__SHORT PROBLEM__. Show every line that has the string "twitter" in it.

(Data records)
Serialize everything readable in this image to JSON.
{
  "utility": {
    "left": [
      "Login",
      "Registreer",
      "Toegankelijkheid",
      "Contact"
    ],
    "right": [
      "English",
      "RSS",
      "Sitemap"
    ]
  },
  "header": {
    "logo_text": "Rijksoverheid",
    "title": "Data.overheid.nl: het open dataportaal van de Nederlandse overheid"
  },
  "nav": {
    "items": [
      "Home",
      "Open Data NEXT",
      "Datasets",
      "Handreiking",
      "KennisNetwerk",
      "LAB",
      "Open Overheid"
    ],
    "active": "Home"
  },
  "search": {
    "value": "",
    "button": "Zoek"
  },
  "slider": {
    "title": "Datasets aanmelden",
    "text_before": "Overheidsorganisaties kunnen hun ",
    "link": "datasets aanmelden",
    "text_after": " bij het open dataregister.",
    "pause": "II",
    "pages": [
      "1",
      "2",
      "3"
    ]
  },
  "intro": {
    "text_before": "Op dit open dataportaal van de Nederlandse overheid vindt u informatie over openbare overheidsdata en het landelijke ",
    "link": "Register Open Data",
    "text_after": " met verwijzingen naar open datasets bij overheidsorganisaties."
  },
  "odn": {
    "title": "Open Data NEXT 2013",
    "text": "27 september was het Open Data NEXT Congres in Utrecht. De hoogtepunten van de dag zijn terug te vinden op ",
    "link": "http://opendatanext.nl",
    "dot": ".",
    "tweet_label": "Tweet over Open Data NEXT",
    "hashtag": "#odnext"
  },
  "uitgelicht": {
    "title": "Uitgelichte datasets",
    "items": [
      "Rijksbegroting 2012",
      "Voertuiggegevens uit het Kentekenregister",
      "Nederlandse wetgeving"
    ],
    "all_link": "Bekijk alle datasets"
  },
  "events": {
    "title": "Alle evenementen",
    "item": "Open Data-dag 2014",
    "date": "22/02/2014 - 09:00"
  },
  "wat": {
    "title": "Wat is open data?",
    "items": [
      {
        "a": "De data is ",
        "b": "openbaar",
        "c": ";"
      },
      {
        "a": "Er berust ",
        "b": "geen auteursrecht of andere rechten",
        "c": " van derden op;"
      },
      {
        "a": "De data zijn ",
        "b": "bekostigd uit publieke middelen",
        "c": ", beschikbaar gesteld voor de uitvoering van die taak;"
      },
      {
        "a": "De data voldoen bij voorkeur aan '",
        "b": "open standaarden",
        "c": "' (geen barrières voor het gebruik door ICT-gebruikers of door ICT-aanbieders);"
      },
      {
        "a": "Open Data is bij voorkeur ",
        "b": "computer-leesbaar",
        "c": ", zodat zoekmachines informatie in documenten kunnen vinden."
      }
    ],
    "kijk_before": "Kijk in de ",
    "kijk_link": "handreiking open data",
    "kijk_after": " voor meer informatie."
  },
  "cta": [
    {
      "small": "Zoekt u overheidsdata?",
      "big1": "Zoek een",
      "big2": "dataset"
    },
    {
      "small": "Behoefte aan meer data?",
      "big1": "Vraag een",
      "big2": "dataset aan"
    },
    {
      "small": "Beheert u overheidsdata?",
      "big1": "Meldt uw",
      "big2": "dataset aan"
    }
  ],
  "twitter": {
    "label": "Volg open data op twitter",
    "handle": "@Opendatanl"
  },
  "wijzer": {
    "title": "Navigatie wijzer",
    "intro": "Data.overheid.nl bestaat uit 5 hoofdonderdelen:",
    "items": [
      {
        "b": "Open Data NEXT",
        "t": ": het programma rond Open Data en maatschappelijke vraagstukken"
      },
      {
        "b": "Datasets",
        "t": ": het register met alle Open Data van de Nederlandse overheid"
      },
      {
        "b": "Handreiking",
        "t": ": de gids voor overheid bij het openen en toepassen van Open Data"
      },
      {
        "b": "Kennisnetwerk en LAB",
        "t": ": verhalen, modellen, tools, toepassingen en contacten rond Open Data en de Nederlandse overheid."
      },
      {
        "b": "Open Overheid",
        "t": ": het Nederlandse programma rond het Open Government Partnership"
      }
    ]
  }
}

__RESULT OF THIS TASK__.
  "twitter": {
    "label": "Volg open data op twitter",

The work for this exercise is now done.